▶ _SUPPLIED RECORDS_
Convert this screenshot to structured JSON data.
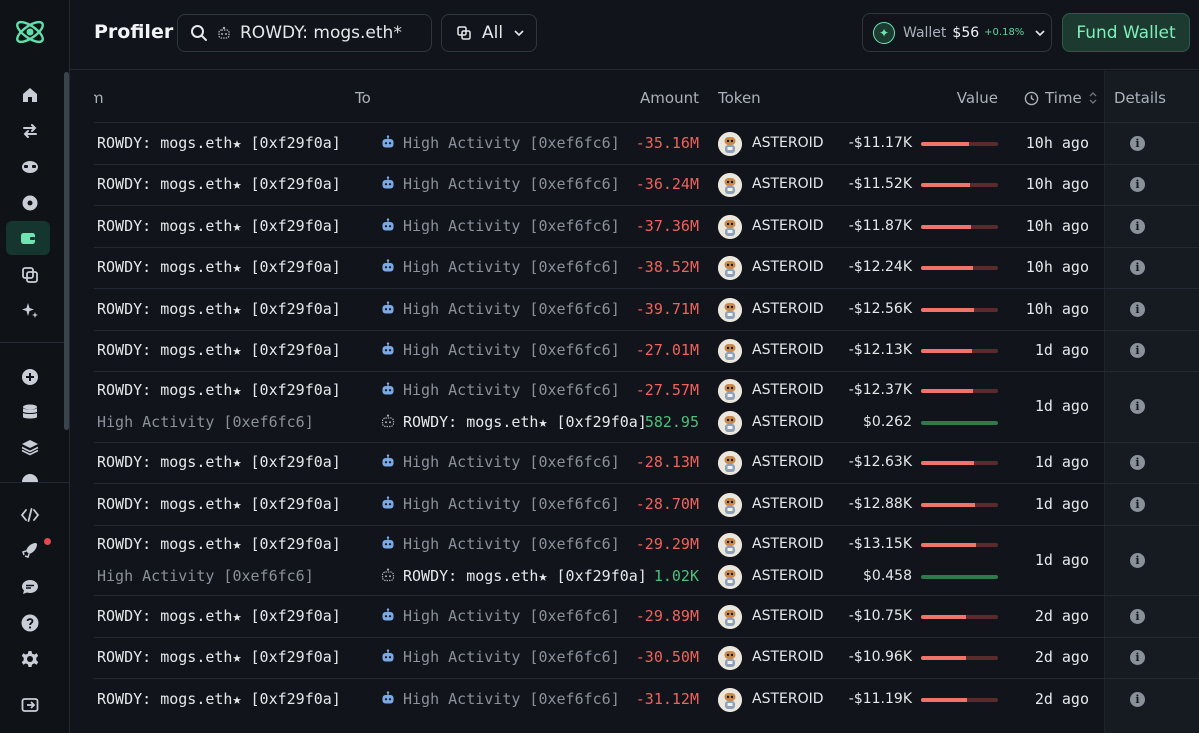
{
  "header": {
    "title": "Profiler",
    "search_text": "ROWDY: mogs.eth*",
    "filter_label": "All",
    "wallet_label": "Wallet",
    "wallet_amount": "$56",
    "wallet_change": "+0.18%",
    "fund_label": "Fund Wallet"
  },
  "sidebar": {
    "icons": [
      "home-icon",
      "swap-icon",
      "glasses-icon",
      "target-icon",
      "wallet-icon",
      "copy-icon",
      "sparkle-icon",
      "plus-circle-icon",
      "database-icon",
      "layers-icon",
      "code-icon",
      "rocket-icon",
      "chat-icon",
      "help-icon",
      "settings-icon",
      "logout-icon"
    ],
    "active": "wallet-icon"
  },
  "columns": {
    "from": "m",
    "to": "To",
    "amount": "Amount",
    "token": "Token",
    "value": "Value",
    "time": "Time",
    "details": "Details"
  },
  "colors": {
    "negative": "#f0625c",
    "positive": "#4fbf7a",
    "accent": "#6fe3b0"
  },
  "rows": [
    {
      "lines": [
        {
          "from": "ROWDY: mogs.eth★ [0xf29f0a]",
          "to": "High Activity [0xef6fc6]",
          "amount": "-35.16M",
          "token": "ASTEROID",
          "value": "-$11.17K",
          "bar": 0.62
        }
      ],
      "time": "10h ago"
    },
    {
      "lines": [
        {
          "from": "ROWDY: mogs.eth★ [0xf29f0a]",
          "to": "High Activity [0xef6fc6]",
          "amount": "-36.24M",
          "token": "ASTEROID",
          "value": "-$11.52K",
          "bar": 0.63
        }
      ],
      "time": "10h ago"
    },
    {
      "lines": [
        {
          "from": "ROWDY: mogs.eth★ [0xf29f0a]",
          "to": "High Activity [0xef6fc6]",
          "amount": "-37.36M",
          "token": "ASTEROID",
          "value": "-$11.87K",
          "bar": 0.65
        }
      ],
      "time": "10h ago"
    },
    {
      "lines": [
        {
          "from": "ROWDY: mogs.eth★ [0xf29f0a]",
          "to": "High Activity [0xef6fc6]",
          "amount": "-38.52M",
          "token": "ASTEROID",
          "value": "-$12.24K",
          "bar": 0.67
        }
      ],
      "time": "10h ago"
    },
    {
      "lines": [
        {
          "from": "ROWDY: mogs.eth★ [0xf29f0a]",
          "to": "High Activity [0xef6fc6]",
          "amount": "-39.71M",
          "token": "ASTEROID",
          "value": "-$12.56K",
          "bar": 0.69
        }
      ],
      "time": "10h ago"
    },
    {
      "lines": [
        {
          "from": "ROWDY: mogs.eth★ [0xf29f0a]",
          "to": "High Activity [0xef6fc6]",
          "amount": "-27.01M",
          "token": "ASTEROID",
          "value": "-$12.13K",
          "bar": 0.66
        }
      ],
      "time": "1d ago"
    },
    {
      "lines": [
        {
          "from": "ROWDY: mogs.eth★ [0xf29f0a]",
          "to": "High Activity [0xef6fc6]",
          "amount": "-27.57M",
          "token": "ASTEROID",
          "value": "-$12.37K",
          "bar": 0.68
        },
        {
          "from": "High Activity [0xef6fc6]",
          "to": "ROWDY: mogs.eth★ [0xf29f0a]",
          "amount": "582.95",
          "token": "ASTEROID",
          "value": "$0.262",
          "bar": 1.0,
          "positive": true
        }
      ],
      "time": "1d ago"
    },
    {
      "lines": [
        {
          "from": "ROWDY: mogs.eth★ [0xf29f0a]",
          "to": "High Activity [0xef6fc6]",
          "amount": "-28.13M",
          "token": "ASTEROID",
          "value": "-$12.63K",
          "bar": 0.69
        }
      ],
      "time": "1d ago"
    },
    {
      "lines": [
        {
          "from": "ROWDY: mogs.eth★ [0xf29f0a]",
          "to": "High Activity [0xef6fc6]",
          "amount": "-28.70M",
          "token": "ASTEROID",
          "value": "-$12.88K",
          "bar": 0.7
        }
      ],
      "time": "1d ago"
    },
    {
      "lines": [
        {
          "from": "ROWDY: mogs.eth★ [0xf29f0a]",
          "to": "High Activity [0xef6fc6]",
          "amount": "-29.29M",
          "token": "ASTEROID",
          "value": "-$13.15K",
          "bar": 0.72
        },
        {
          "from": "High Activity [0xef6fc6]",
          "to": "ROWDY: mogs.eth★ [0xf29f0a]",
          "amount": "1.02K",
          "token": "ASTEROID",
          "value": "$0.458",
          "bar": 1.0,
          "positive": true
        }
      ],
      "time": "1d ago"
    },
    {
      "lines": [
        {
          "from": "ROWDY: mogs.eth★ [0xf29f0a]",
          "to": "High Activity [0xef6fc6]",
          "amount": "-29.89M",
          "token": "ASTEROID",
          "value": "-$10.75K",
          "bar": 0.58
        }
      ],
      "time": "2d ago"
    },
    {
      "lines": [
        {
          "from": "ROWDY: mogs.eth★ [0xf29f0a]",
          "to": "High Activity [0xef6fc6]",
          "amount": "-30.50M",
          "token": "ASTEROID",
          "value": "-$10.96K",
          "bar": 0.59
        }
      ],
      "time": "2d ago"
    },
    {
      "lines": [
        {
          "from": "ROWDY: mogs.eth★ [0xf29f0a]",
          "to": "High Activity [0xef6fc6]",
          "amount": "-31.12M",
          "token": "ASTEROID",
          "value": "-$11.19K",
          "bar": 0.6
        }
      ],
      "time": "2d ago"
    }
  ]
}
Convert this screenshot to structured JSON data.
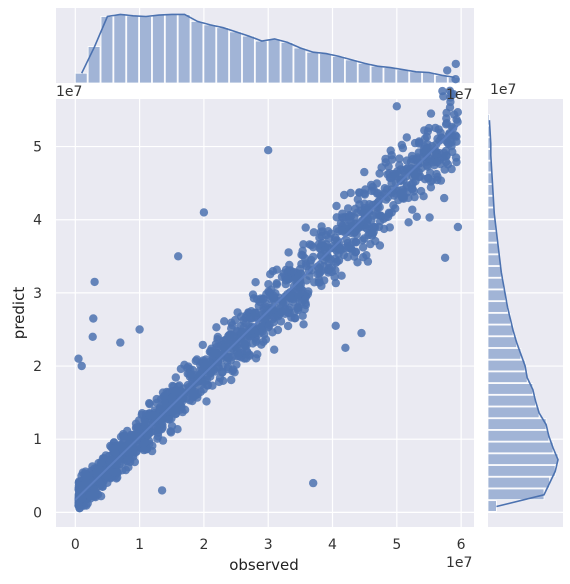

▶ _EXERCISE DETAILS_
Each entry must be retyped word for word, with every image omitted.

▶ _EXERCISE RESULT_
Convert this screenshot to structured JSON data.
{
  "header": {
    "title": "Profiler",
    "search_text": "ROWDY: mogs.eth*",
    "filter_label": "All",
    "wallet_label": "Wallet",
    "wallet_amount": "$56",
    "wallet_change": "+0.18%",
    "fund_label": "Fund Wallet"
  },
  "sidebar": {
    "icons": [
      "home-icon",
      "swap-icon",
      "glasses-icon",
      "target-icon",
      "wallet-icon",
      "copy-icon",
      "sparkle-icon",
      "plus-circle-icon",
      "database-icon",
      "layers-icon",
      "code-icon",
      "rocket-icon",
      "chat-icon",
      "help-icon",
      "settings-icon",
      "logout-icon"
    ],
    "active": "wallet-icon"
  },
  "columns": {
    "from": "m",
    "to": "To",
    "amount": "Amount",
    "token": "Token",
    "value": "Value",
    "time": "Time",
    "details": "Details"
  },
  "colors": {
    "negative": "#f0625c",
    "positive": "#4fbf7a",
    "accent": "#6fe3b0"
  },
  "rows": [
    {
      "lines": [
        {
          "from": "ROWDY: mogs.eth★ [0xf29f0a]",
          "to": "High Activity [0xef6fc6]",
          "amount": "-35.16M",
          "token": "ASTEROID",
          "value": "-$11.17K",
          "bar": 0.62
        }
      ],
      "time": "10h ago"
    },
    {
      "lines": [
        {
          "from": "ROWDY: mogs.eth★ [0xf29f0a]",
          "to": "High Activity [0xef6fc6]",
          "amount": "-36.24M",
          "token": "ASTEROID",
          "value": "-$11.52K",
          "bar": 0.63
        }
      ],
      "time": "10h ago"
    },
    {
      "lines": [
        {
          "from": "ROWDY: mogs.eth★ [0xf29f0a]",
          "to": "High Activity [0xef6fc6]",
          "amount": "-37.36M",
          "token": "ASTEROID",
          "value": "-$11.87K",
          "bar": 0.65
        }
      ],
      "time": "10h ago"
    },
    {
      "lines": [
        {
          "from": "ROWDY: mogs.eth★ [0xf29f0a]",
          "to": "High Activity [0xef6fc6]",
          "amount": "-38.52M",
          "token": "ASTEROID",
          "value": "-$12.24K",
          "bar": 0.67
        }
      ],
      "time": "10h ago"
    },
    {
      "lines": [
        {
          "from": "ROWDY: mogs.eth★ [0xf29f0a]",
          "to": "High Activity [0xef6fc6]",
          "amount": "-39.71M",
          "token": "ASTEROID",
          "value": "-$12.56K",
          "bar": 0.69
        }
      ],
      "time": "10h ago"
    },
    {
      "lines": [
        {
          "from": "ROWDY: mogs.eth★ [0xf29f0a]",
          "to": "High Activity [0xef6fc6]",
          "amount": "-27.01M",
          "token": "ASTEROID",
          "value": "-$12.13K",
          "bar": 0.66
        }
      ],
      "time": "1d ago"
    },
    {
      "lines": [
        {
          "from": "ROWDY: mogs.eth★ [0xf29f0a]",
          "to": "High Activity [0xef6fc6]",
          "amount": "-27.57M",
          "token": "ASTEROID",
          "value": "-$12.37K",
          "bar": 0.68
        },
        {
          "from": "High Activity [0xef6fc6]",
          "to": "ROWDY: mogs.eth★ [0xf29f0a]",
          "amount": "582.95",
          "token": "ASTEROID",
          "value": "$0.262",
          "bar": 1.0,
          "positive": true
        }
      ],
      "time": "1d ago"
    },
    {
      "lines": [
        {
          "from": "ROWDY: mogs.eth★ [0xf29f0a]",
          "to": "High Activity [0xef6fc6]",
          "amount": "-28.13M",
          "token": "ASTEROID",
          "value": "-$12.63K",
          "bar": 0.69
        }
      ],
      "time": "1d ago"
    },
    {
      "lines": [
        {
          "from": "ROWDY: mogs.eth★ [0xf29f0a]",
          "to": "High Activity [0xef6fc6]",
          "amount": "-28.70M",
          "token": "ASTEROID",
          "value": "-$12.88K",
          "bar": 0.7
        }
      ],
      "time": "1d ago"
    },
    {
      "lines": [
        {
          "from": "ROWDY: mogs.eth★ [0xf29f0a]",
          "to": "High Activity [0xef6fc6]",
          "amount": "-29.29M",
          "token": "ASTEROID",
          "value": "-$13.15K",
          "bar": 0.72
        },
        {
          "from": "High Activity [0xef6fc6]",
          "to": "ROWDY: mogs.eth★ [0xf29f0a]",
          "amount": "1.02K",
          "token": "ASTEROID",
          "value": "$0.458",
          "bar": 1.0,
          "positive": true
        }
      ],
      "time": "1d ago"
    },
    {
      "lines": [
        {
          "from": "ROWDY: mogs.eth★ [0xf29f0a]",
          "to": "High Activity [0xef6fc6]",
          "amount": "-29.89M",
          "token": "ASTEROID",
          "value": "-$10.75K",
          "bar": 0.58
        }
      ],
      "time": "2d ago"
    },
    {
      "lines": [
        {
          "from": "ROWDY: mogs.eth★ [0xf29f0a]",
          "to": "High Activity [0xef6fc6]",
          "amount": "-30.50M",
          "token": "ASTEROID",
          "value": "-$10.96K",
          "bar": 0.59
        }
      ],
      "time": "2d ago"
    },
    {
      "lines": [
        {
          "from": "ROWDY: mogs.eth★ [0xf29f0a]",
          "to": "High Activity [0xef6fc6]",
          "amount": "-31.12M",
          "token": "ASTEROID",
          "value": "-$11.19K",
          "bar": 0.6
        }
      ],
      "time": "2d ago"
    }
  ]
}
Convert this screenshot to structured JSON data.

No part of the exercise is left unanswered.